(Part of a data file)
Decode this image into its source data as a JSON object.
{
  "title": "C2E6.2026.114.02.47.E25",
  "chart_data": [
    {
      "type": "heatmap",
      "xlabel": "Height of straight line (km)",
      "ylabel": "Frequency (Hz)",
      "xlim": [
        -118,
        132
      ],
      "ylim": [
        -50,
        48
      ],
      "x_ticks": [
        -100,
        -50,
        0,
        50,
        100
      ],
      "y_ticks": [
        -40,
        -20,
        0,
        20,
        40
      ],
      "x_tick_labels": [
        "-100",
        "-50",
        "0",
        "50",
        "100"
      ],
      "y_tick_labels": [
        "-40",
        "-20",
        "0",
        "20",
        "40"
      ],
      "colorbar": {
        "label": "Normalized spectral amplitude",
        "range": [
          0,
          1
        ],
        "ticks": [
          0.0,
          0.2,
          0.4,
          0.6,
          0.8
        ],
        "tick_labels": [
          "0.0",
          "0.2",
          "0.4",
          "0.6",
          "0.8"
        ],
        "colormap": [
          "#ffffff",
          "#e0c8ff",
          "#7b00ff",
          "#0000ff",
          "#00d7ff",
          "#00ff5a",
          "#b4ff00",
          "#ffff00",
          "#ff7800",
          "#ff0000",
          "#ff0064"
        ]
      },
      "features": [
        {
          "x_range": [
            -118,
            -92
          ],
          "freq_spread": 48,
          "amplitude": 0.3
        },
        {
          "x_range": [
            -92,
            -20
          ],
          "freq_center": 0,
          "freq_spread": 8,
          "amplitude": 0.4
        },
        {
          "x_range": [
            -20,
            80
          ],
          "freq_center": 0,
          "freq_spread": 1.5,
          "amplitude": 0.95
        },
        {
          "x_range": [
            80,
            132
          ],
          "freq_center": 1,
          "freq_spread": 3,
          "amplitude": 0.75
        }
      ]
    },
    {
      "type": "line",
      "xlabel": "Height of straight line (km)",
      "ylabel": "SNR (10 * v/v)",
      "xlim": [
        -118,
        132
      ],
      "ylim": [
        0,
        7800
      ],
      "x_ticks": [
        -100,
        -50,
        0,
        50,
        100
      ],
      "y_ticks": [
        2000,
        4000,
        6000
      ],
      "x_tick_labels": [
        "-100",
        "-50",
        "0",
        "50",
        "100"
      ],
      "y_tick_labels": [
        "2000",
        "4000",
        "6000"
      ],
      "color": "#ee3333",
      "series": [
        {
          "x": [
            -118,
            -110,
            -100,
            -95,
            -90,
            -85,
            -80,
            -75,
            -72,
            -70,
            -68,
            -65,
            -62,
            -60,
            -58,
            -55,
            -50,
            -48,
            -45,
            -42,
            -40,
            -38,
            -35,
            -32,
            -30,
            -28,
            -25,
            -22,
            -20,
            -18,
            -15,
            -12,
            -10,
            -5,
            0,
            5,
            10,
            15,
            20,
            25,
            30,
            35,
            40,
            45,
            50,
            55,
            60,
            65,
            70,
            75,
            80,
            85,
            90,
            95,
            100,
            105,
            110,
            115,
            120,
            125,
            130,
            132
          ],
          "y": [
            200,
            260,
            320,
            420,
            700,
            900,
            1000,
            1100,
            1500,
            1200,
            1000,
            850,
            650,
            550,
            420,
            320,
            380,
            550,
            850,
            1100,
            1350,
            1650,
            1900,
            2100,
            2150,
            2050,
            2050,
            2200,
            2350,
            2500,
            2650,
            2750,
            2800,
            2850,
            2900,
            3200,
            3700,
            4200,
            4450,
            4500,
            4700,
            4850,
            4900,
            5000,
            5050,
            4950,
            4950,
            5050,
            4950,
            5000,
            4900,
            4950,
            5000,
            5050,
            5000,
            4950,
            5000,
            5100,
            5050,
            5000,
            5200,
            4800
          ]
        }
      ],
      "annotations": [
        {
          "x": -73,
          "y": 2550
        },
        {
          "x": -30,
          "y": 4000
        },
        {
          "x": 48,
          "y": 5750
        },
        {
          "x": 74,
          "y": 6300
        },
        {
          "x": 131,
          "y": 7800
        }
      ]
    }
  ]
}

→ GOAL OF THE EXERCISE
Quote each line of the listing above exactly.

→ TASK OUTPUT
Decode this image into its source data as a JSON object.
{
  "title": "C2E6.2026.114.02.47.E25",
  "chart_data": [
    {
      "type": "heatmap",
      "xlabel": "Height of straight line (km)",
      "ylabel": "Frequency (Hz)",
      "xlim": [
        -118,
        132
      ],
      "ylim": [
        -50,
        48
      ],
      "x_ticks": [
        -100,
        -50,
        0,
        50,
        100
      ],
      "y_ticks": [
        -40,
        -20,
        0,
        20,
        40
      ],
      "x_tick_labels": [
        "-100",
        "-50",
        "0",
        "50",
        "100"
      ],
      "y_tick_labels": [
        "-40",
        "-20",
        "0",
        "20",
        "40"
      ],
      "colorbar": {
        "label": "Normalized spectral amplitude",
        "range": [
          0,
          1
        ],
        "ticks": [
          0.0,
          0.2,
          0.4,
          0.6,
          0.8
        ],
        "tick_labels": [
          "0.0",
          "0.2",
          "0.4",
          "0.6",
          "0.8"
        ],
        "colormap": [
          "#ffffff",
          "#e0c8ff",
          "#7b00ff",
          "#0000ff",
          "#00d7ff",
          "#00ff5a",
          "#b4ff00",
          "#ffff00",
          "#ff7800",
          "#ff0000",
          "#ff0064"
        ]
      },
      "features": [
        {
          "x_range": [
            -118,
            -92
          ],
          "freq_spread": 48,
          "amplitude": 0.3
        },
        {
          "x_range": [
            -92,
            -20
          ],
          "freq_center": 0,
          "freq_spread": 8,
          "amplitude": 0.4
        },
        {
          "x_range": [
            -20,
            80
          ],
          "freq_center": 0,
          "freq_spread": 1.5,
          "amplitude": 0.95
        },
        {
          "x_range": [
            80,
            132
          ],
          "freq_center": 1,
          "freq_spread": 3,
          "amplitude": 0.75
        }
      ]
    },
    {
      "type": "line",
      "xlabel": "Height of straight line (km)",
      "ylabel": "SNR (10 * v/v)",
      "xlim": [
        -118,
        132
      ],
      "ylim": [
        0,
        7800
      ],
      "x_ticks": [
        -100,
        -50,
        0,
        50,
        100
      ],
      "y_ticks": [
        2000,
        4000,
        6000
      ],
      "x_tick_labels": [
        "-100",
        "-50",
        "0",
        "50",
        "100"
      ],
      "y_tick_labels": [
        "2000",
        "4000",
        "6000"
      ],
      "color": "#ee3333",
      "series": [
        {
          "x": [
            -118,
            -110,
            -100,
            -95,
            -90,
            -85,
            -80,
            -75,
            -72,
            -70,
            -68,
            -65,
            -62,
            -60,
            -58,
            -55,
            -50,
            -48,
            -45,
            -42,
            -40,
            -38,
            -35,
            -32,
            -30,
            -28,
            -25,
            -22,
            -20,
            -18,
            -15,
            -12,
            -10,
            -5,
            0,
            5,
            10,
            15,
            20,
            25,
            30,
            35,
            40,
            45,
            50,
            55,
            60,
            65,
            70,
            75,
            80,
            85,
            90,
            95,
            100,
            105,
            110,
            115,
            120,
            125,
            130,
            132
          ],
          "y": [
            200,
            260,
            320,
            420,
            700,
            900,
            1000,
            1100,
            1500,
            1200,
            1000,
            850,
            650,
            550,
            420,
            320,
            380,
            550,
            850,
            1100,
            1350,
            1650,
            1900,
            2100,
            2150,
            2050,
            2050,
            2200,
            2350,
            2500,
            2650,
            2750,
            2800,
            2850,
            2900,
            3200,
            3700,
            4200,
            4450,
            4500,
            4700,
            4850,
            4900,
            5000,
            5050,
            4950,
            4950,
            5050,
            4950,
            5000,
            4900,
            4950,
            5000,
            5050,
            5000,
            4950,
            5000,
            5100,
            5050,
            5000,
            5200,
            4800
          ]
        }
      ],
      "annotations": [
        {
          "x": -73,
          "y": 2550
        },
        {
          "x": -30,
          "y": 4000
        },
        {
          "x": 48,
          "y": 5750
        },
        {
          "x": 74,
          "y": 6300
        },
        {
          "x": 131,
          "y": 7800
        }
      ]
    }
  ]
}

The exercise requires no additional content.